DIRECTIONS FOR THIS TASK ::
Take from the listing each line that has the string "automatisch".
== INFORMATION SUPPLIED ==
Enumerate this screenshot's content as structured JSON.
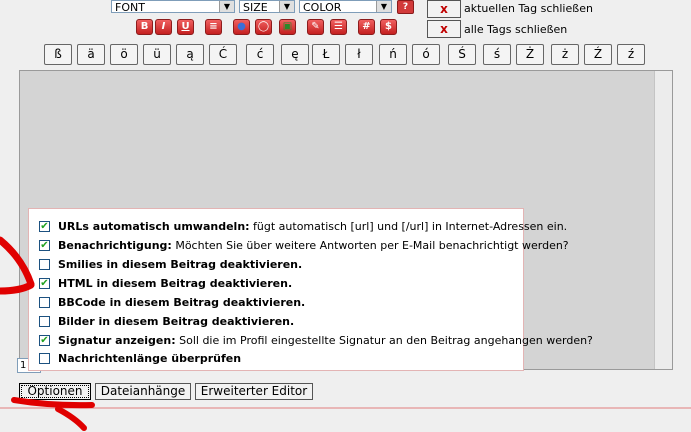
{
  "toolbar": {
    "font_select": "FONT",
    "size_select": "SIZE",
    "color_select": "COLOR",
    "help_label": "?",
    "close_current_x": "x",
    "close_current_label": "aktuellen Tag schließen",
    "close_all_x": "x",
    "close_all_label": "alle Tags schließen",
    "format_buttons": [
      {
        "label": "B",
        "icon": "bold-icon"
      },
      {
        "label": "I",
        "icon": "italic-icon"
      },
      {
        "label": "U",
        "icon": "underline-icon"
      },
      {
        "label": "≡",
        "icon": "align-icon"
      },
      {
        "label": "●",
        "icon": "url-icon"
      },
      {
        "label": "◯",
        "icon": "email-icon"
      },
      {
        "label": "▣",
        "icon": "image-icon"
      },
      {
        "label": "✎",
        "icon": "quote-icon"
      },
      {
        "label": "☰",
        "icon": "list-icon"
      },
      {
        "label": "#",
        "icon": "hash-icon"
      },
      {
        "label": "$",
        "icon": "code-icon"
      }
    ]
  },
  "special_chars": [
    "ß",
    "ä",
    "ö",
    "ü",
    "ą",
    "Ć",
    "ć",
    "ę",
    "Ł",
    "ł",
    "ń",
    "ó",
    "Ś",
    "ś",
    "Ż",
    "ż",
    "Ź",
    "ź"
  ],
  "options": [
    {
      "checked": true,
      "label": "URLs automatisch umwandeln:",
      "desc": " fügt automatisch [url] und [/url] in Internet-Adressen ein."
    },
    {
      "checked": true,
      "label": "Benachrichtigung:",
      "desc": " Möchten Sie über weitere Antworten per E-Mail benachrichtigt werden?"
    },
    {
      "checked": false,
      "label": "Smilies in diesem Beitrag deaktivieren.",
      "desc": ""
    },
    {
      "checked": true,
      "label": "HTML in diesem Beitrag deaktivieren.",
      "desc": ""
    },
    {
      "checked": false,
      "label": "BBCode in diesem Beitrag deaktivieren.",
      "desc": ""
    },
    {
      "checked": false,
      "label": "Bilder in diesem Beitrag deaktivieren.",
      "desc": ""
    },
    {
      "checked": true,
      "label": "Signatur anzeigen:",
      "desc": " Soll die im Profil eingestellte Signatur an den Beitrag angehangen werden?"
    },
    {
      "checked": false,
      "label": "Nachrichtenlänge überprüfen",
      "desc": ""
    }
  ],
  "bottom_buttons": {
    "optionen": "Optionen",
    "dateianhaenge": "Dateianhänge",
    "erweiterter_editor": "Erweiterter Editor"
  },
  "field_fragment": "1",
  "accent_colors": {
    "annotation_red": "#e00000",
    "button_red": "#d23a3a"
  }
}
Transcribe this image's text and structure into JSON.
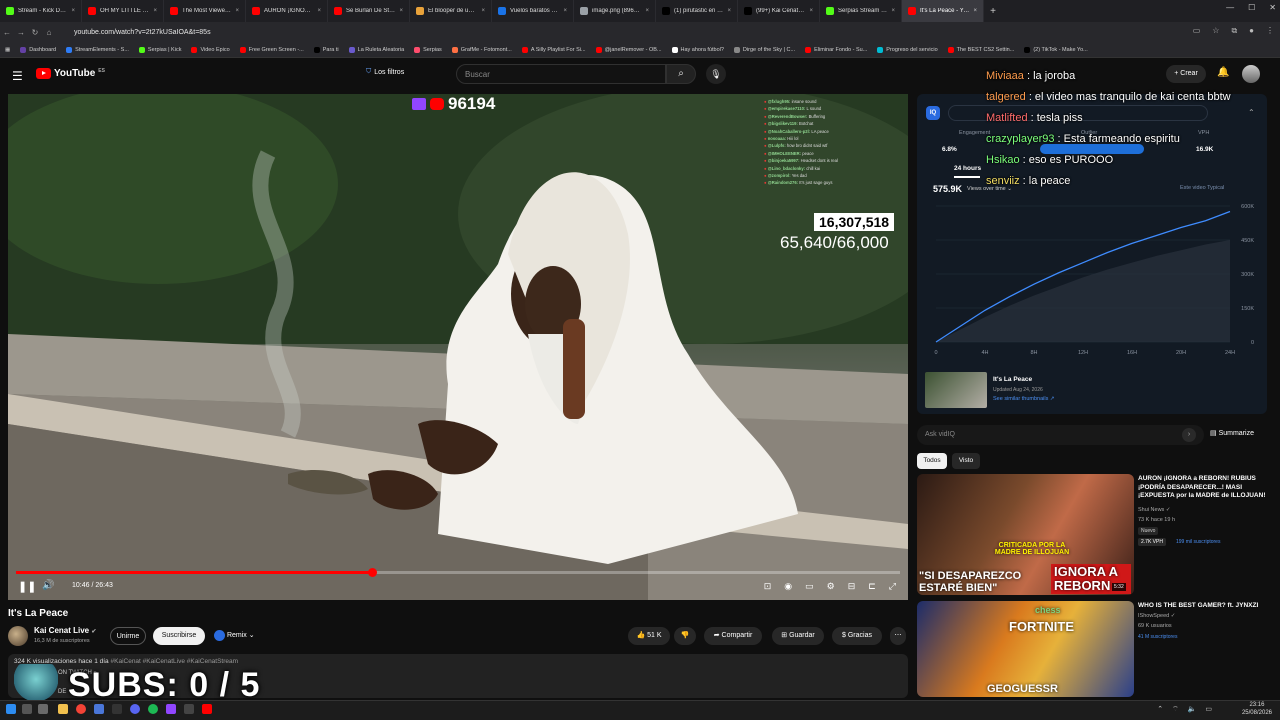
{
  "browser": {
    "tabs": [
      {
        "label": "Stream - Kick Dashbo",
        "color": "#53fc18"
      },
      {
        "label": "OH MY LITTLE BABY B",
        "color": "#ff0000"
      },
      {
        "label": "The Most Viewed VO",
        "color": "#ff0000"
      },
      {
        "label": "AURON ¡IGNORA a RE",
        "color": "#ff0000"
      },
      {
        "label": "Se Burlan De Stream",
        "color": "#ff0000"
      },
      {
        "label": "El blooper de un stre",
        "color": "#e8a23a"
      },
      {
        "label": "Vuelos baratos de Bar",
        "color": "#1a73e8"
      },
      {
        "label": "image.png (896×1024)",
        "color": "#9aa0a6"
      },
      {
        "label": "(1) pirutastic en X: \"so",
        "color": "#000000"
      },
      {
        "label": "(99+) Kai Cenat La Pea",
        "color": "#000000"
      },
      {
        "label": "Serpias Stream - Watc",
        "color": "#53fc18"
      },
      {
        "label": "It's La Peace - YouTu",
        "color": "#ff0000",
        "active": true
      }
    ],
    "url": "youtube.com/watch?v=2t27kUSaIOA&t=85s",
    "bookmarks": [
      {
        "label": "Dashboard",
        "color": "#6441a5"
      },
      {
        "label": "StreamElements - S...",
        "color": "#2e7cf6"
      },
      {
        "label": "Serpias | Kick",
        "color": "#53fc18"
      },
      {
        "label": "Video Epico",
        "color": "#ff0000"
      },
      {
        "label": "Free Green Screen -...",
        "color": "#ff0000"
      },
      {
        "label": "Para ti",
        "color": "#000000"
      },
      {
        "label": "La Ruleta Aleatoria",
        "color": "#6a5acd"
      },
      {
        "label": "Serpias",
        "color": "#ff4d6d"
      },
      {
        "label": "GrafMe - Fotomont...",
        "color": "#ff7043"
      },
      {
        "label": "A Silly Playlist For Si...",
        "color": "#ff0000"
      },
      {
        "label": "@janelRemover - OB...",
        "color": "#ff0000"
      },
      {
        "label": "Hay ahora fútbol?",
        "color": "#ffffff"
      },
      {
        "label": "Dirge of the Sky | C...",
        "color": "#888888"
      },
      {
        "label": "Eliminar Fondo - Su...",
        "color": "#ff0000"
      },
      {
        "label": "Progreso del servicio",
        "color": "#00bcd4"
      },
      {
        "label": "The BEST CS2 Settin...",
        "color": "#ff0000"
      },
      {
        "label": "(2) TikTok - Make Yo...",
        "color": "#000000"
      }
    ]
  },
  "youtube": {
    "logo_text": "YouTube",
    "logo_cc": "ES",
    "filters_label": "Los filtros",
    "search_placeholder": "Buscar",
    "create_label": "Crear"
  },
  "player": {
    "viewer_count": "96194",
    "stat_box": "16,307,518",
    "stat_progress": "65,640/66,000",
    "time": "10:46 / 26:43",
    "progress_fraction": 0.403,
    "chat_overlay": [
      {
        "user": "@fxlugh95:",
        "msg": "insane sound"
      },
      {
        "user": "@empirekase7110:",
        "msg": "L sound"
      },
      {
        "user": "@ReverendBowser:",
        "msg": "Buffering"
      },
      {
        "user": "@bigslikev119:",
        "msg": "Botchat"
      },
      {
        "user": "@NoahCaballero-p2l:",
        "msg": "LA peace"
      },
      {
        "user": "nosoaaa:",
        "msg": "Hiii lol"
      },
      {
        "user": "@Lulpfs:",
        "msg": "how bro didnt said wtf"
      },
      {
        "user": "@IMHOLEENER:",
        "msg": "peace"
      },
      {
        "user": "@binjoeka5997:",
        "msg": "Headset dont is real"
      },
      {
        "user": "@Lino_bdaclonky:",
        "msg": "chill kai"
      },
      {
        "user": "@zompirol:",
        "msg": "Yes dad"
      },
      {
        "user": "@Raindom276:",
        "msg": "It's just sage guys"
      }
    ]
  },
  "video": {
    "title": "It's La Peace",
    "channel": "Kai Cenat Live",
    "channel_subs": "16,3 M de suscriptores",
    "join_label": "Unirme",
    "subscribe_label": "Suscribirse",
    "remix_label": "Remix",
    "likes": "51 K",
    "share_label": "Compartir",
    "save_label": "Guardar",
    "thanks_label": "Gracias",
    "desc_meta": "324 K visualizaciones  hace 1 día",
    "desc_tags": "#KaiCenat #KaiCenatLive #KaiCenatStream",
    "desc_line2": "ON TWITCH »",
    "desc_line3": "DE",
    "subs_overlay": "SUBS: 0 / 5"
  },
  "vidiq": {
    "logo": "IQ",
    "stats_labels": [
      "Engagement",
      "Outlier",
      "VPH"
    ],
    "stats_values": [
      "6.8%",
      "",
      "16.9K"
    ],
    "tab_label": "24 hours",
    "big_views": "575.9K",
    "views_over": "Views over time ⌄",
    "legend": "Este video   Typical",
    "y_ticks": [
      "600K",
      "450K",
      "300K",
      "150K",
      "0"
    ],
    "x_ticks": [
      "0",
      "4H",
      "8H",
      "12H",
      "16H",
      "20H",
      "24H"
    ],
    "ref_title": "It's La Peace",
    "ref_date": "Updated Aug 24, 2026",
    "ref_link": "See similar thumbnails ↗"
  },
  "chart_data": {
    "type": "line",
    "title": "Views over time",
    "x": [
      0,
      2,
      4,
      6,
      8,
      10,
      12,
      14,
      16,
      18,
      20,
      22,
      24
    ],
    "x_tick_labels": [
      "0",
      "4H",
      "8H",
      "12H",
      "16H",
      "20H",
      "24H"
    ],
    "y_tick_labels": [
      "0",
      "150K",
      "300K",
      "450K",
      "600K"
    ],
    "ylim": [
      0,
      600000
    ],
    "xlim": [
      0,
      24
    ],
    "series": [
      {
        "name": "Este video",
        "values": [
          0,
          70000,
          140000,
          200000,
          255000,
          305000,
          350000,
          395000,
          435000,
          470000,
          505000,
          535000,
          575900
        ],
        "color": "#3f8cff"
      },
      {
        "name": "Typical",
        "values": [
          0,
          55000,
          110000,
          160000,
          205000,
          245000,
          285000,
          320000,
          350000,
          380000,
          405000,
          430000,
          450000
        ],
        "color": "#3a4350"
      }
    ]
  },
  "stream_chat": [
    {
      "user": "Miviaaa",
      "msg": " : la joroba",
      "cls": "or"
    },
    {
      "user": "talgered",
      "msg": " : el video mas tranquilo de kai centa bbtw",
      "cls": "or"
    },
    {
      "user": "Matlifted",
      "msg": " : tesla piss",
      "cls": "pk"
    },
    {
      "user": "crazyplayer93",
      "msg": " : Esta farmeando espiritu",
      "cls": ""
    },
    {
      "user": "Hsikao",
      "msg": " : eso es PUROOO",
      "cls": ""
    },
    {
      "user": "senviiz",
      "msg": " : la peace",
      "cls": "yl"
    }
  ],
  "sidebar": {
    "ask_placeholder": "Ask vidIQ",
    "summarize_label": "Summarize",
    "chip_all": "Todos",
    "chip_seen": "Visto",
    "recs": [
      {
        "title": "AURON ¡IGNORA a REBORN! RUBIUS ¡PODRÍA DESAPARECER...! MASI ¡EXPUESTA por la MADRE de ILLOJUAN!",
        "channel": "Shui News ✓",
        "views": "73 K  hace 19 h",
        "badge": "Nuevo",
        "vph": "2.7K VPH",
        "subs": "199 mil suscriptores",
        "duration": "5:32",
        "thumb_text1": "CRITICADA POR LA MADRE DE ILLOJUAN",
        "thumb_text2": "\"SI DESAPAREZCO ESTARÉ BIEN\"",
        "thumb_text3": "IGNORA A REBORN"
      },
      {
        "title": "WHO IS THE BEST GAMER? ft. JYNXZI",
        "channel": "IShowSpeed ✓",
        "views": "69 K usuarios",
        "subs": "41 M suscriptores",
        "thumb_text1": "chess",
        "thumb_text2": "FORTNITE",
        "thumb_text3": "GEOGUESSR"
      }
    ]
  },
  "taskbar": {
    "time": "23:16",
    "date": "25/08/2026"
  }
}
===
SOLUTION FOR THIS EXERCISE ::
      "label": "URLs automatisch umwandeln:",
      "desc": " fügt automatisch [url] und [/url] in Internet-Adressen ein."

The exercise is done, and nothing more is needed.